Excerpted data —
□ □ □
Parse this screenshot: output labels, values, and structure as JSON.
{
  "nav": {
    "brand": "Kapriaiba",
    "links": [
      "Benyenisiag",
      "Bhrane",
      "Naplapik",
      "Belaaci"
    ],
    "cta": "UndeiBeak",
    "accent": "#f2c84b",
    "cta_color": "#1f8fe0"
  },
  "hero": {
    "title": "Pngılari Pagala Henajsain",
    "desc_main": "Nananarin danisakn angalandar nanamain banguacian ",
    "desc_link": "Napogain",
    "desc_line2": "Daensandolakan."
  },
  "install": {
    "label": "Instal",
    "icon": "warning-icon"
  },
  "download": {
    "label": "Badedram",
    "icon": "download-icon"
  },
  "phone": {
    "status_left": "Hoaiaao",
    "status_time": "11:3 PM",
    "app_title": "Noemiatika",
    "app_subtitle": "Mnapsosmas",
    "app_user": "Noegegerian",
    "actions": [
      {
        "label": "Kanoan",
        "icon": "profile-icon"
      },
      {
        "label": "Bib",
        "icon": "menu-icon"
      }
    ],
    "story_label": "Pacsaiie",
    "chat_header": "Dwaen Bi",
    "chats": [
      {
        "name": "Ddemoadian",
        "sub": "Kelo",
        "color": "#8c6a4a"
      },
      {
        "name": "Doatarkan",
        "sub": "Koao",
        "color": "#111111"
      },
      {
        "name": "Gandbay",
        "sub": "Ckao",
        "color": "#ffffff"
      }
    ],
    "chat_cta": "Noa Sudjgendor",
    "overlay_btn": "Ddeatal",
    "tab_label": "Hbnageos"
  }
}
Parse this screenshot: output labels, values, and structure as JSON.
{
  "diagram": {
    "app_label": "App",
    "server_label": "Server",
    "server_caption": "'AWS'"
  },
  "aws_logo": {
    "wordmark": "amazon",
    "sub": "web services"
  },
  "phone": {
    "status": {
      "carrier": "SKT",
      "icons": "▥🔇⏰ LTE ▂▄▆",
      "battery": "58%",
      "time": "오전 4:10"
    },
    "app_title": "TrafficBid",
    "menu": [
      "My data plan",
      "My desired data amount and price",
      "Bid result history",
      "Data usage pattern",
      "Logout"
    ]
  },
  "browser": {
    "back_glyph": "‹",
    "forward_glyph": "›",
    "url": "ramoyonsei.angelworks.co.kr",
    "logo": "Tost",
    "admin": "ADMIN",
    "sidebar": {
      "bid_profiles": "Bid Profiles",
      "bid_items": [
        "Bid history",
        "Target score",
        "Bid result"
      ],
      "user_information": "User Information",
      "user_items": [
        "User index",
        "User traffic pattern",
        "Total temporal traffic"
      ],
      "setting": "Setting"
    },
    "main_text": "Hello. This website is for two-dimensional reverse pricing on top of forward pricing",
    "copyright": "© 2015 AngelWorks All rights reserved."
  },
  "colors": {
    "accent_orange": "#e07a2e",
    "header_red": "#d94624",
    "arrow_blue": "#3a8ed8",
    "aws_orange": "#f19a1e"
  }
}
□ □ □
Task objective — Please reproduce all of the entries exactly as they stand.

Result of the exercise —
Parse this screenshot: output labels, values, and structure as JSON.
{
  "nav": {
    "brand": "Kapriaiba",
    "links": [
      "Benyenisiag",
      "Bhrane",
      "Naplapik",
      "Belaaci"
    ],
    "cta": "UndeiBeak",
    "accent": "#f2c84b",
    "cta_color": "#1f8fe0"
  },
  "hero": {
    "title": "Pngılari Pagala Henajsain",
    "desc_main": "Nananarin danisakn angalandar nanamain banguacian ",
    "desc_link": "Napogain",
    "desc_line2": "Daensandolakan."
  },
  "install": {
    "label": "Instal",
    "icon": "warning-icon"
  },
  "download": {
    "label": "Badedram",
    "icon": "download-icon"
  },
  "phone": {
    "status_left": "Hoaiaao",
    "status_time": "11:3 PM",
    "app_title": "Noemiatika",
    "app_subtitle": "Mnapsosmas",
    "app_user": "Noegegerian",
    "actions": [
      {
        "label": "Kanoan",
        "icon": "profile-icon"
      },
      {
        "label": "Bib",
        "icon": "menu-icon"
      }
    ],
    "story_label": "Pacsaiie",
    "chat_header": "Dwaen Bi",
    "chats": [
      {
        "name": "Ddemoadian",
        "sub": "Kelo",
        "color": "#8c6a4a"
      },
      {
        "name": "Doatarkan",
        "sub": "Koao",
        "color": "#111111"
      },
      {
        "name": "Gandbay",
        "sub": "Ckao",
        "color": "#ffffff"
      }
    ],
    "chat_cta": "Noa Sudjgendor",
    "overlay_btn": "Ddeatal",
    "tab_label": "Hbnageos"
  }
}
Parse this screenshot: output labels, values, and structure as JSON.
{
  "diagram": {
    "app_label": "App",
    "server_label": "Server",
    "server_caption": "'AWS'"
  },
  "aws_logo": {
    "wordmark": "amazon",
    "sub": "web services"
  },
  "phone": {
    "status": {
      "carrier": "SKT",
      "icons": "▥🔇⏰ LTE ▂▄▆",
      "battery": "58%",
      "time": "오전 4:10"
    },
    "app_title": "TrafficBid",
    "menu": [
      "My data plan",
      "My desired data amount and price",
      "Bid result history",
      "Data usage pattern",
      "Logout"
    ]
  },
  "browser": {
    "back_glyph": "‹",
    "forward_glyph": "›",
    "url": "ramoyonsei.angelworks.co.kr",
    "logo": "Tost",
    "admin": "ADMIN",
    "sidebar": {
      "bid_profiles": "Bid Profiles",
      "bid_items": [
        "Bid history",
        "Target score",
        "Bid result"
      ],
      "user_information": "User Information",
      "user_items": [
        "User index",
        "User traffic pattern",
        "Total temporal traffic"
      ],
      "setting": "Setting"
    },
    "main_text": "Hello. This website is for two-dimensional reverse pricing on top of forward pricing",
    "copyright": "© 2015 AngelWorks All rights reserved."
  },
  "colors": {
    "accent_orange": "#e07a2e",
    "header_red": "#d94624",
    "arrow_blue": "#3a8ed8",
    "aws_orange": "#f19a1e"
  }
}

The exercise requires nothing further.